== Extrait à lire

Des intérêts divergents

Ces positions tranchent avec le son de cloche des détaillants en alimentation, qui voudraient pouvoir vendre de l'alcool après 23h, ou celui de la Fédération canadienne de l'entreprise indépendante, représentant les PME, globalement satisfaite du projet de loi présenté par le ministre de la Sécurité publique Martin Coiteux.

«Les commerçants sont, selon nous, les meilleurs acteurs pour identifier si ça vaut la peine de vendre de l'alcool plus tard que 23h, en se conformant à des normes [qu'il faut établir]», estime Pierre-Alexandre Blouin, président-directeur général de l'Association des détaillants en alimentation du Québec.

«Si jamais le gouvernement décide d'aller de l'avant avec une formation obligatoire [pour les serveurs dans les bars et les restaurants], on ne voudrait pas non plus que cette responsabilité tombe dans la cour des employeurs. [...] La formation devrait être gratuite et dispensée par la Régie des alcools», affirme de son côté Martine Hébert, vice-présidente principale à la Fédération canadienne de l'entreprise indépendante.

====

Dites si chacune des affirmations suivantes concorde avec l'extrait sur la vente d'alcool ci-dessus, en répondant par oui ou par non et en citant les mots exacts qui tranchent. (a) Les détaillants en alimentation souhaitent pouvoir vendre de l'alcool après 23h. (b) Martine Hébert est présidente-directrice générale de la Fédération canadienne de l'entreprise indépendante. (c) Selon Martine Hébert, la formation devrait être à la charge des employeurs.

== Entrées extraites

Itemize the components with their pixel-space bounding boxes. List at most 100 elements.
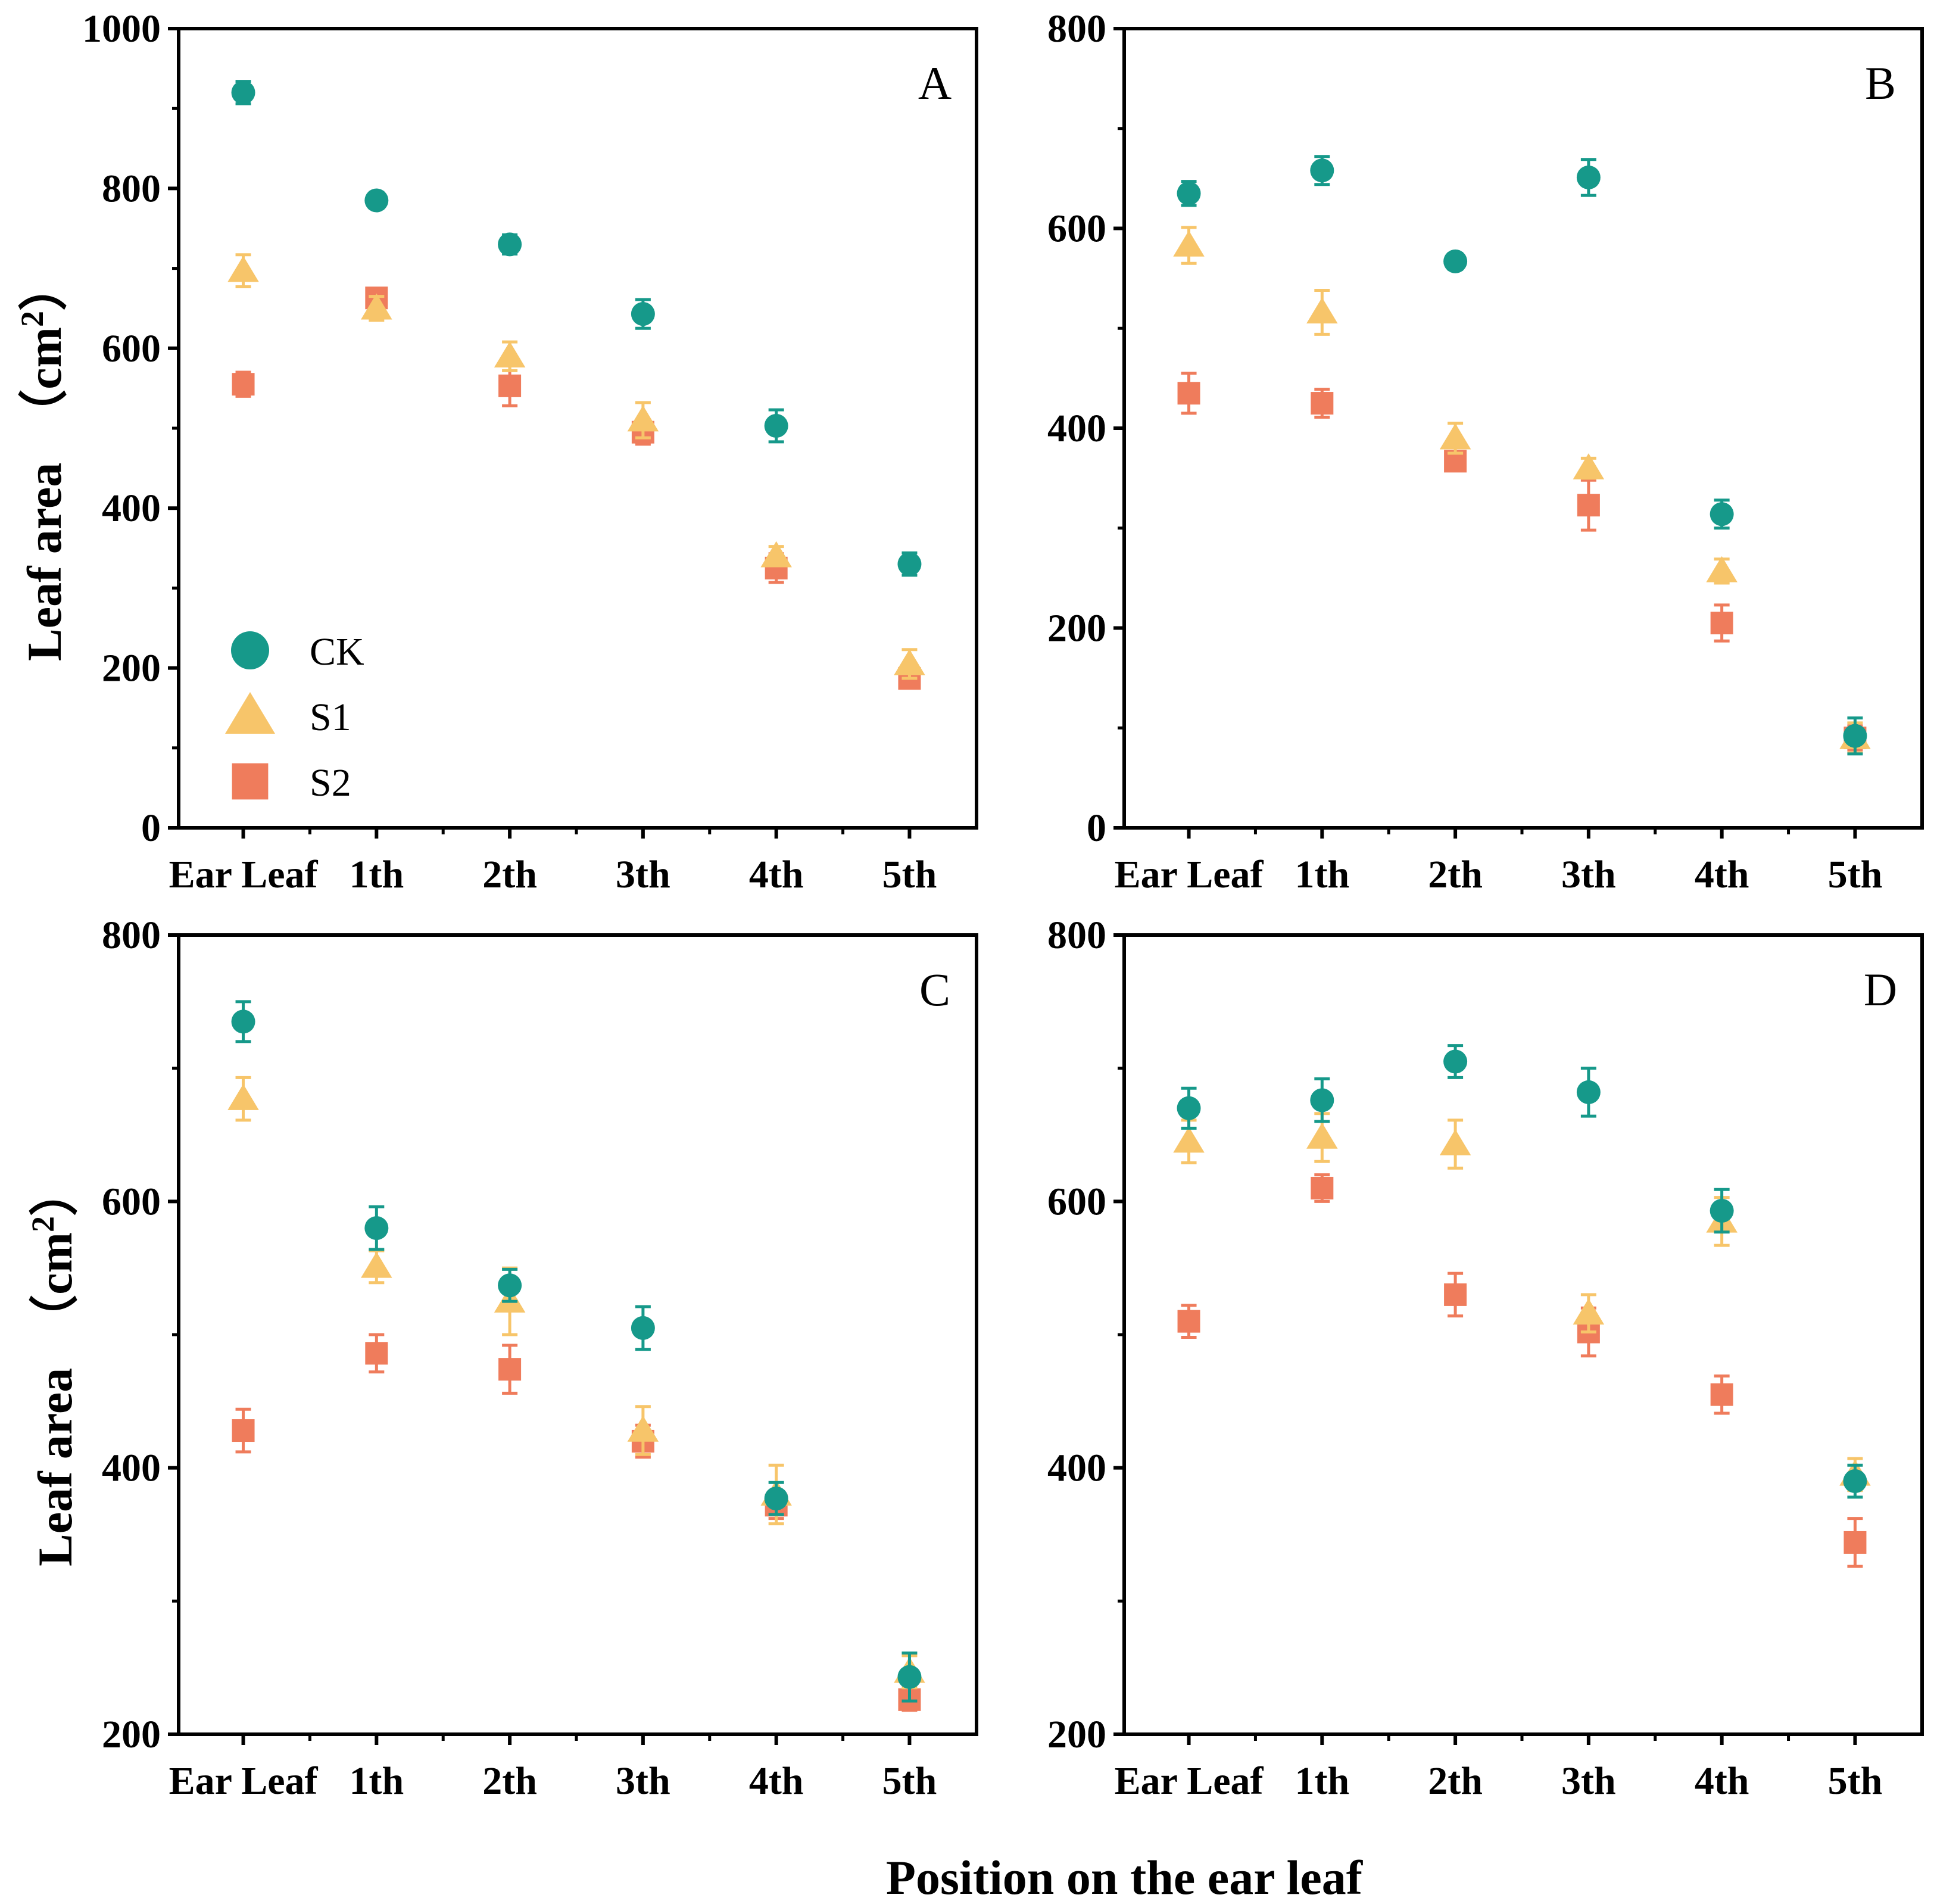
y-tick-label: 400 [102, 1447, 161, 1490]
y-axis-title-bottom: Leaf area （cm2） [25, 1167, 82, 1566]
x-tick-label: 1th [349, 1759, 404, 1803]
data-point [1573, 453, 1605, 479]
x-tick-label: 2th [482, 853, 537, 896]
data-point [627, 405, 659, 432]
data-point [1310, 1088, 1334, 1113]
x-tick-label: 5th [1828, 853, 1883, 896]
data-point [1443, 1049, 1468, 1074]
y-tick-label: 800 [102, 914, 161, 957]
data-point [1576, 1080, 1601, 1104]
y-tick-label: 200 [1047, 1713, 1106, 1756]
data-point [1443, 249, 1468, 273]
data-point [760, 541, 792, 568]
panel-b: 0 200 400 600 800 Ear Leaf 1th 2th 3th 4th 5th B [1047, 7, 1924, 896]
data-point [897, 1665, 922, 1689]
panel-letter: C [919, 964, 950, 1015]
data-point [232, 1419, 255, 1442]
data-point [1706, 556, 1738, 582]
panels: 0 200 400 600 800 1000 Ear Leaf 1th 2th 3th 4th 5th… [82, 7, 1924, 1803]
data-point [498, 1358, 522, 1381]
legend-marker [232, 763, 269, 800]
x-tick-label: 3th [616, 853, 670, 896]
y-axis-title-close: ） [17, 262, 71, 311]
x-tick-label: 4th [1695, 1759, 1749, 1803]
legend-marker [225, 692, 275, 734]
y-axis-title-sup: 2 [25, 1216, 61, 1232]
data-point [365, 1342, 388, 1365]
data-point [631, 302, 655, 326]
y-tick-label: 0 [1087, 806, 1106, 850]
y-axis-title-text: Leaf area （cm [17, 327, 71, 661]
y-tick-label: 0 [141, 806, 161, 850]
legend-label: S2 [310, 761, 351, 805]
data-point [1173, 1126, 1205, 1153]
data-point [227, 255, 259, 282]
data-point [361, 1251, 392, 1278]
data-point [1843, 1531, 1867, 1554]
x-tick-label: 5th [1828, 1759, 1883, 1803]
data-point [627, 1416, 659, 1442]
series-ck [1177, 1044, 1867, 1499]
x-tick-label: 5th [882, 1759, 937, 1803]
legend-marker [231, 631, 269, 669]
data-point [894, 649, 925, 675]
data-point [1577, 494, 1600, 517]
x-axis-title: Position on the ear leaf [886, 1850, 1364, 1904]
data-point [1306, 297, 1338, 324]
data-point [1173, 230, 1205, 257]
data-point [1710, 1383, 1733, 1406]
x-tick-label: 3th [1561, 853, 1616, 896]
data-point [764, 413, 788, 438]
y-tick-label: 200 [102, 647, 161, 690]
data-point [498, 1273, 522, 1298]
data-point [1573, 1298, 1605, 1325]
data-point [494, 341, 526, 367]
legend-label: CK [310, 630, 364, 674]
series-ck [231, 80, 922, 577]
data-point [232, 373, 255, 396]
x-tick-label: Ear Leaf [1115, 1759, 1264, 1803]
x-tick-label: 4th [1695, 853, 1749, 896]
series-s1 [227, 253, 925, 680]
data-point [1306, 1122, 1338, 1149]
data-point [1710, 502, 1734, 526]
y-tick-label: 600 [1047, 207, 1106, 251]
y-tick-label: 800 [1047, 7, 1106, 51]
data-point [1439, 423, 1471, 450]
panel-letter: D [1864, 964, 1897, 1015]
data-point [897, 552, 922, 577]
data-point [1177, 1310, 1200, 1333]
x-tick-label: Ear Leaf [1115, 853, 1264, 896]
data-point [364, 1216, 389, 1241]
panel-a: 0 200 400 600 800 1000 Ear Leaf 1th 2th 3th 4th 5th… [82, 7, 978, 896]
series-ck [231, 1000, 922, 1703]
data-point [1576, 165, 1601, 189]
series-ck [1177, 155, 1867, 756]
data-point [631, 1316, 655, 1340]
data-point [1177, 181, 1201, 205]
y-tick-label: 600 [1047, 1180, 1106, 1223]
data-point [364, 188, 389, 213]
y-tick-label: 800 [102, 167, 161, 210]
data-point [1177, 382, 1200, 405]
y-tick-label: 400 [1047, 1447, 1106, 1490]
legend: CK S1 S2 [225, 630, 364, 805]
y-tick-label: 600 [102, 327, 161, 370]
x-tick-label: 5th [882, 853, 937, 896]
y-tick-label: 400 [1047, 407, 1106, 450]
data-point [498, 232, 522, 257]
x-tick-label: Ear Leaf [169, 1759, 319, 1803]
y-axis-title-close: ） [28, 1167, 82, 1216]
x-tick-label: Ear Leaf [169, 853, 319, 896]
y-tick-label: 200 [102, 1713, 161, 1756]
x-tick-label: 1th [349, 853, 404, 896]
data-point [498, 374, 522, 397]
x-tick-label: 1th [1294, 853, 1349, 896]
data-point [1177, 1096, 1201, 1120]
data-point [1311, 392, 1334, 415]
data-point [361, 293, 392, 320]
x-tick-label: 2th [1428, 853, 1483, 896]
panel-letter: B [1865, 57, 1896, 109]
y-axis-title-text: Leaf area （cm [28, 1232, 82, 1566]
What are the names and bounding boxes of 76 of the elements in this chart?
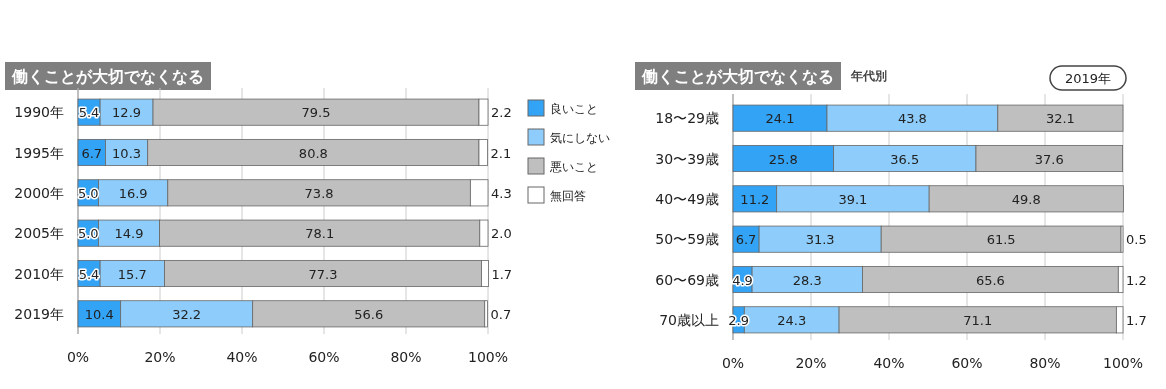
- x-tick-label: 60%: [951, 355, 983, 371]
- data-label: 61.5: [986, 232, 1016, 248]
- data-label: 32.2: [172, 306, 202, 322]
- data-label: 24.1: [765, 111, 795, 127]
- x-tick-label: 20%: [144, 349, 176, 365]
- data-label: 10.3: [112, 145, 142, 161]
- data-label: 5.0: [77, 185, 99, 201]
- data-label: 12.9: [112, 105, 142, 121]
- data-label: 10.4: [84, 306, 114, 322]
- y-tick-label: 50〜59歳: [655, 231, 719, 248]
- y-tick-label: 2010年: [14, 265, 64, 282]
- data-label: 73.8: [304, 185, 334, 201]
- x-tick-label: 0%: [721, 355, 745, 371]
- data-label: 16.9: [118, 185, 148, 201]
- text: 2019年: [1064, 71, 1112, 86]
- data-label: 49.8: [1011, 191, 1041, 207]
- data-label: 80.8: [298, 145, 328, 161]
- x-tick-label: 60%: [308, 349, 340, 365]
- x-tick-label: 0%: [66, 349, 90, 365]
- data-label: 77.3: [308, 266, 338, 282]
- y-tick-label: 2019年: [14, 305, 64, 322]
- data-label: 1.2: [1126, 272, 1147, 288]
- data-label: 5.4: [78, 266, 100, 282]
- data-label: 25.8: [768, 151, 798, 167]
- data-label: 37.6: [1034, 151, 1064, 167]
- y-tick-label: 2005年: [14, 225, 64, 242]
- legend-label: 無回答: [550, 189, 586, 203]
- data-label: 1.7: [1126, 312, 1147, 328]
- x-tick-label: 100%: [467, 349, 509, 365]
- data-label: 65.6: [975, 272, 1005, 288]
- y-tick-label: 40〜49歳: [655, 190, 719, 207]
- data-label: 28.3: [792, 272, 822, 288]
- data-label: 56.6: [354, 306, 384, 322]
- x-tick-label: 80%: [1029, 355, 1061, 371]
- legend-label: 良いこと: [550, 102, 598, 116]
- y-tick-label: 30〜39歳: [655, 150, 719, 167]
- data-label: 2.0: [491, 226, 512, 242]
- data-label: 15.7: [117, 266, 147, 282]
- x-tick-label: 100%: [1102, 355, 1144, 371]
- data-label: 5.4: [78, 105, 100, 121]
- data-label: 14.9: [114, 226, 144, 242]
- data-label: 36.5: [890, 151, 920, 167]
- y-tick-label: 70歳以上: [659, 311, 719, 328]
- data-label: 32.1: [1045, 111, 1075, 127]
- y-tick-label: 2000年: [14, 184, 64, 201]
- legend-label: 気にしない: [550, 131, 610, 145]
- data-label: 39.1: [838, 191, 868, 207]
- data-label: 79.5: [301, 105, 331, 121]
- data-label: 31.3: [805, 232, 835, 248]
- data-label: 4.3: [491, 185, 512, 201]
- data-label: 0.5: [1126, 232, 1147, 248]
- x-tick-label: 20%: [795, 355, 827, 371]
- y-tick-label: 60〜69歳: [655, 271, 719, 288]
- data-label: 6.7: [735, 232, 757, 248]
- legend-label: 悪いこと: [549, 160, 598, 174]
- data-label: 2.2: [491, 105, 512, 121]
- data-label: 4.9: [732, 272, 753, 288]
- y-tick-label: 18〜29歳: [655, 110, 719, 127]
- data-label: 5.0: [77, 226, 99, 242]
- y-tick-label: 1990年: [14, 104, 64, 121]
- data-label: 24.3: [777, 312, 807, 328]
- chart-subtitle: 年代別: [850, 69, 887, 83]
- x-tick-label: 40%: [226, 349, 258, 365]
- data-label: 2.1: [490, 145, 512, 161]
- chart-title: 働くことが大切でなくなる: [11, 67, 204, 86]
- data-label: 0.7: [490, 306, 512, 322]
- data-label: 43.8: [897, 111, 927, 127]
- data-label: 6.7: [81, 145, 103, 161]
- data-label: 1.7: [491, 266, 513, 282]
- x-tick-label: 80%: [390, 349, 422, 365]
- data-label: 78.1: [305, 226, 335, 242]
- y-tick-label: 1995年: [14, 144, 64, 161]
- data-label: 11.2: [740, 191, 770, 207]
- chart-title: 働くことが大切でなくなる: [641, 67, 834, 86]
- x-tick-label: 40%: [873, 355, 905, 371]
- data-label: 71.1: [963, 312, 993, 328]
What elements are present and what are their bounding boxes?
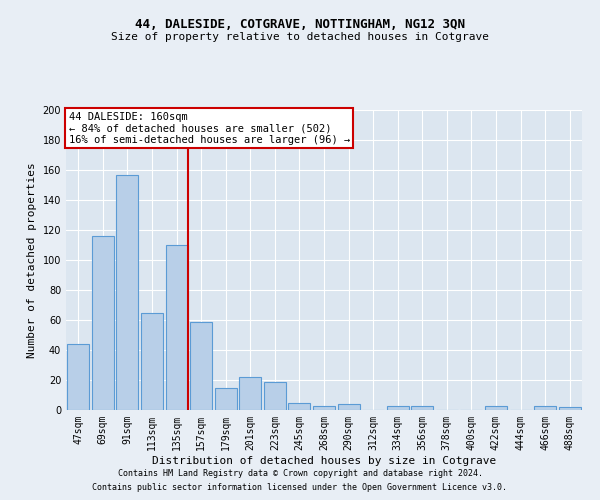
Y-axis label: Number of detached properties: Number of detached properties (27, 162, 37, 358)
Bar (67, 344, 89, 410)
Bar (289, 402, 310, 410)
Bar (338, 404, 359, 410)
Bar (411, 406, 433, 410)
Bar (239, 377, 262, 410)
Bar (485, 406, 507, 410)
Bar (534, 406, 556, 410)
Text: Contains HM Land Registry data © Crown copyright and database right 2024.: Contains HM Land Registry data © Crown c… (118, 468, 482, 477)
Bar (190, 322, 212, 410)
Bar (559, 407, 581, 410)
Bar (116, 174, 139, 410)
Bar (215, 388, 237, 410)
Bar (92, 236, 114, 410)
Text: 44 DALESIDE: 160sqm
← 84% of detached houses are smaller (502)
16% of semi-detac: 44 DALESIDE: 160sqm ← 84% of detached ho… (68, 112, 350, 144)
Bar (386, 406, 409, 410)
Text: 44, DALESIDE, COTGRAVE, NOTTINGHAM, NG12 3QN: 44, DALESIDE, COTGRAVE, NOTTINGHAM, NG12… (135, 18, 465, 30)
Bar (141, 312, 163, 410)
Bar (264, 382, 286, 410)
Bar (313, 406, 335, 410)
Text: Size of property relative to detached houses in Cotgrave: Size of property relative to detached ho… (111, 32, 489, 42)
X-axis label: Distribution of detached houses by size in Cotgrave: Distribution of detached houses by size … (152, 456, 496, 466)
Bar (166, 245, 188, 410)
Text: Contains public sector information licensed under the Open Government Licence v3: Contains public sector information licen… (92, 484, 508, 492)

====

• Résultat de l'exercice:
(a) Oui : « qui voudraient pouvoir vendre de l'alcool après 23h ».
(b) Non : « vice-présidente principale à la Fédération canadienne de l'entreprise indépendante ».
(c) Non : « La formation devrait être gratuite et dispensée par la Régie des alcools ».